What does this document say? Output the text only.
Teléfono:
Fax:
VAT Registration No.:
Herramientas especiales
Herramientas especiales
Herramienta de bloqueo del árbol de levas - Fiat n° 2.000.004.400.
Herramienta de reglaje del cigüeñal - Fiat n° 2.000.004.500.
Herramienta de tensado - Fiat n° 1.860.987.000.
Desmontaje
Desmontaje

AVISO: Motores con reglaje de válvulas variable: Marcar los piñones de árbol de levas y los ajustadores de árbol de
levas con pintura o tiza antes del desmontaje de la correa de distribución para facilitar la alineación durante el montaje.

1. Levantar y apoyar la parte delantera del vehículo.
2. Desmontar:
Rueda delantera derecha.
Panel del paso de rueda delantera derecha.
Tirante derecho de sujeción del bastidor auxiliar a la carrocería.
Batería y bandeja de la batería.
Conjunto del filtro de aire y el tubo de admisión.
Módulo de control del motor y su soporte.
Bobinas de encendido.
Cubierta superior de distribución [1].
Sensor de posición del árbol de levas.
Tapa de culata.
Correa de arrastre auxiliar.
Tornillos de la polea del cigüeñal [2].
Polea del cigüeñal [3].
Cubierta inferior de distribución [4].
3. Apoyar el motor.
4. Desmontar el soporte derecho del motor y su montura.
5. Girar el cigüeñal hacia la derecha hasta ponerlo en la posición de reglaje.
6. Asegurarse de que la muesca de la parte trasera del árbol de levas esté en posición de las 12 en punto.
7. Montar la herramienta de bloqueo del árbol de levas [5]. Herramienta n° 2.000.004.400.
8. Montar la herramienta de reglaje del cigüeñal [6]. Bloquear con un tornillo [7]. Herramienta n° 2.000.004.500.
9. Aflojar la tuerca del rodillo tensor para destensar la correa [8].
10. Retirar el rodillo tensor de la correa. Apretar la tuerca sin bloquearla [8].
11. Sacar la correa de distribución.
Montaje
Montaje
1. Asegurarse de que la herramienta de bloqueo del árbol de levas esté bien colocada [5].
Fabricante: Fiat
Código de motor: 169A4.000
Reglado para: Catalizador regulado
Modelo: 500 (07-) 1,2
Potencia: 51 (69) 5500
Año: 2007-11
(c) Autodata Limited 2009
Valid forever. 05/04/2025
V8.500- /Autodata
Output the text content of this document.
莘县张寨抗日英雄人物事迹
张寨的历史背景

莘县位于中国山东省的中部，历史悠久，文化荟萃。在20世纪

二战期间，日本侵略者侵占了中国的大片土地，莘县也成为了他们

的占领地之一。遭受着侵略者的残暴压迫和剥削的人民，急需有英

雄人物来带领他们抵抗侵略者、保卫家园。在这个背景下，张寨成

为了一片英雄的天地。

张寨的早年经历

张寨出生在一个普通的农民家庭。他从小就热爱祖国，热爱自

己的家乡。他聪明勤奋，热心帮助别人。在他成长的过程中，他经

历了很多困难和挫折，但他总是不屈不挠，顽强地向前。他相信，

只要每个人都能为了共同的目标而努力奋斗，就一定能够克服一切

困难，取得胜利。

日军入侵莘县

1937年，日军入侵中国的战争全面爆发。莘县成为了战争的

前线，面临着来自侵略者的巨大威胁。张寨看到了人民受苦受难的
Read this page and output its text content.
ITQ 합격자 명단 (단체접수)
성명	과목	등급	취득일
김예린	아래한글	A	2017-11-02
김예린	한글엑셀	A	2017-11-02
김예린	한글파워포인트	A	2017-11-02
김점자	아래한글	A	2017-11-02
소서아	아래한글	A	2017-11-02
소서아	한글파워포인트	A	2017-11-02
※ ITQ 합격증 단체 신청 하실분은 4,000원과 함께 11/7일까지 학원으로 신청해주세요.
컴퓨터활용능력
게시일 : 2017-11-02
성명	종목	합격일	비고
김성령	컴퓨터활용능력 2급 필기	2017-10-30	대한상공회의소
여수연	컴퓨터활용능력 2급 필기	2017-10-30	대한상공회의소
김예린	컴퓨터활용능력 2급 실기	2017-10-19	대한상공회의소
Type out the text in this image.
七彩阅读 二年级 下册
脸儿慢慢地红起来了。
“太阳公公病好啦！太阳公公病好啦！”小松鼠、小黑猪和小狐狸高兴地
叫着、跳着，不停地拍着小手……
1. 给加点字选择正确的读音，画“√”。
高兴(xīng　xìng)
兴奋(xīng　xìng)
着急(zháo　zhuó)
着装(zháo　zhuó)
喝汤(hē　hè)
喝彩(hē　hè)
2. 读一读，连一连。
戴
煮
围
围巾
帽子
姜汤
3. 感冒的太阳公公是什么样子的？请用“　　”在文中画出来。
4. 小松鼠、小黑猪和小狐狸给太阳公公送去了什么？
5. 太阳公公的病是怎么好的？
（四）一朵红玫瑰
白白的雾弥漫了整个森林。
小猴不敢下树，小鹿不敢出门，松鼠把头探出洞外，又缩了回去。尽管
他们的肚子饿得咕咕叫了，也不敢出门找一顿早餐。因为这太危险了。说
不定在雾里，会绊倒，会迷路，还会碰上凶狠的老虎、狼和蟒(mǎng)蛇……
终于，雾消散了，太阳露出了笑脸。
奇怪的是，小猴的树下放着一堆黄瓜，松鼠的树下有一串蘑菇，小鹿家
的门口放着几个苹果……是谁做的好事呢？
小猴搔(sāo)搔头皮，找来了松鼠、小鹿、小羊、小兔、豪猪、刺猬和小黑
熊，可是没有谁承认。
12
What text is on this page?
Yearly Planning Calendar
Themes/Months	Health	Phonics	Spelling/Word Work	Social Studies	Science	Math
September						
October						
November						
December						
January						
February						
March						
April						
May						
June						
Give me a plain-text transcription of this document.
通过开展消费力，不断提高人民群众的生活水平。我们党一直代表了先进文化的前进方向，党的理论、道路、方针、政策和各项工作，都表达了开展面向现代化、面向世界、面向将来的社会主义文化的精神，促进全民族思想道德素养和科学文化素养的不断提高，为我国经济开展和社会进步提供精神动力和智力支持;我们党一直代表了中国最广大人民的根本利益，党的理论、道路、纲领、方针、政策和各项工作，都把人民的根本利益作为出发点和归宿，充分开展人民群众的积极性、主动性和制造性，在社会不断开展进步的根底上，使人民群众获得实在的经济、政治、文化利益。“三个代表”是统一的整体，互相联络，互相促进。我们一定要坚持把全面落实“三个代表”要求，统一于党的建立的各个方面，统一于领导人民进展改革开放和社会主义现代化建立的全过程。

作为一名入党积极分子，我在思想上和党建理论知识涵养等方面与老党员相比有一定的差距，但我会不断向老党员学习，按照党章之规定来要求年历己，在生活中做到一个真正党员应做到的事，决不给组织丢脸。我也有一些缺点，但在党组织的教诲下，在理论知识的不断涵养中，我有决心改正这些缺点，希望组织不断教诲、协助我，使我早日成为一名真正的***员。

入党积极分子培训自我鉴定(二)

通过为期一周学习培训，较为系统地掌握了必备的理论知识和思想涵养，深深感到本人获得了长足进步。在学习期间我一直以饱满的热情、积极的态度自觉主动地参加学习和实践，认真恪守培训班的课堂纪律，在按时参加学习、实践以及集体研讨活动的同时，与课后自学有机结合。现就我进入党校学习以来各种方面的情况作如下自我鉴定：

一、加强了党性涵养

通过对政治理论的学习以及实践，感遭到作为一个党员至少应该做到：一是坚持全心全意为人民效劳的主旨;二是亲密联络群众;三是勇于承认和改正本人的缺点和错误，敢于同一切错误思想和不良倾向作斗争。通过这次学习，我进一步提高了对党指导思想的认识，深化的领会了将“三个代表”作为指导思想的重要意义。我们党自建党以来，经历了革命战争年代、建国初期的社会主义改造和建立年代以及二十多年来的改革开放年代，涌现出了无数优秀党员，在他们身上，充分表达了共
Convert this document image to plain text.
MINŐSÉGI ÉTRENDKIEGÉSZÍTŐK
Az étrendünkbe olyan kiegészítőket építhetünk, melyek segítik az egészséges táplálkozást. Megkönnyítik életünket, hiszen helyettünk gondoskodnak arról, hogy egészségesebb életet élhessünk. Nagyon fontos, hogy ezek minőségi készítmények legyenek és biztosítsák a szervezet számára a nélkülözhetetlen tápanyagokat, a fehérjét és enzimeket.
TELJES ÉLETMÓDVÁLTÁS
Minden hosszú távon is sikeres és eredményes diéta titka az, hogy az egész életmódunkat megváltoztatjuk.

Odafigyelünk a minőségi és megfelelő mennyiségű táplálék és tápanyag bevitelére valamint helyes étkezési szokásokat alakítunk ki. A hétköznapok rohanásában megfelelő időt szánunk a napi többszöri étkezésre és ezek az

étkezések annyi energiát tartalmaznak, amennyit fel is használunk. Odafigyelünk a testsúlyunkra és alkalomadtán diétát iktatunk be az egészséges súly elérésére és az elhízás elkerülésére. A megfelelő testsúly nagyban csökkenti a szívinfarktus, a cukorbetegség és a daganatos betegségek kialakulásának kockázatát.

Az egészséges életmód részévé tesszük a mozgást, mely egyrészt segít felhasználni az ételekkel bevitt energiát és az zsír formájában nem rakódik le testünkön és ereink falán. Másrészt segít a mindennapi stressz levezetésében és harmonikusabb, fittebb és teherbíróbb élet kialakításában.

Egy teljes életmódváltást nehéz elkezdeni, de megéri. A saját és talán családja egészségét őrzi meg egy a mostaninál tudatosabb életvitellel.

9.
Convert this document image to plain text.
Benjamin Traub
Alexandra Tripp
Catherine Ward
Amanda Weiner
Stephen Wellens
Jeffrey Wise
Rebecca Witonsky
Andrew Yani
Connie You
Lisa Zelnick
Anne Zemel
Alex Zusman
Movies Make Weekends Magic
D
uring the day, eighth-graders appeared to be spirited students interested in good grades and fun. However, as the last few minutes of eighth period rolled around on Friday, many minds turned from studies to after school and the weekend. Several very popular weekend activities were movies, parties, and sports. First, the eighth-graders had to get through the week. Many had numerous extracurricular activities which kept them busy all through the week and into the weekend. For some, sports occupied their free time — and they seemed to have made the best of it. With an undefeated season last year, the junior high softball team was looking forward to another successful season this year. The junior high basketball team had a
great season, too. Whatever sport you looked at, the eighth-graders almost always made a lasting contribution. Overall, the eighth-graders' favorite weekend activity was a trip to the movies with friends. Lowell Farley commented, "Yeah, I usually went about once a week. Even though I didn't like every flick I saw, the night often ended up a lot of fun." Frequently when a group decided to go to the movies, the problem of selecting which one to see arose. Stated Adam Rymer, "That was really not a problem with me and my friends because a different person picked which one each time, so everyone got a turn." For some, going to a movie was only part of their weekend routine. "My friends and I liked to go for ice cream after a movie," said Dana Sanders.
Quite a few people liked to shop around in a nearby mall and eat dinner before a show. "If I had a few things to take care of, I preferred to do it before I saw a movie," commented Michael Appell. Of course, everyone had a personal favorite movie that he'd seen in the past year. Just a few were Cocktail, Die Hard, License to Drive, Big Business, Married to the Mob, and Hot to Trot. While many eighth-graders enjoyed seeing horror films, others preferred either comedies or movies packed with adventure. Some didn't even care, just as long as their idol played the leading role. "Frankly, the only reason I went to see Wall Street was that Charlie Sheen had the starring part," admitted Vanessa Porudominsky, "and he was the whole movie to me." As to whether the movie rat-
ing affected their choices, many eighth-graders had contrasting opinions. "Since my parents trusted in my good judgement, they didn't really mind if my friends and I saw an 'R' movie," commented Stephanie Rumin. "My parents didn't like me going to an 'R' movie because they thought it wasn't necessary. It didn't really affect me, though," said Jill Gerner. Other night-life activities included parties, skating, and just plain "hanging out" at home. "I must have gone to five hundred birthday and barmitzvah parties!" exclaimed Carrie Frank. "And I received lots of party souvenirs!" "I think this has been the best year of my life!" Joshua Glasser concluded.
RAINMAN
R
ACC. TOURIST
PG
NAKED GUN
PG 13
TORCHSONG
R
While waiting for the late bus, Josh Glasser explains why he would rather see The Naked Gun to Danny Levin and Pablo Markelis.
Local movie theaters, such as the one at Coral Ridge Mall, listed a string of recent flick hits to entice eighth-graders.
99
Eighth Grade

§ PROBLEM DESCRIPTION:
For each line above that contains the word "Cubierta", copy that line.

§ ANSWER IN FULL:
Cubierta superior de distribución [1].
Cubierta inferior de distribución [4].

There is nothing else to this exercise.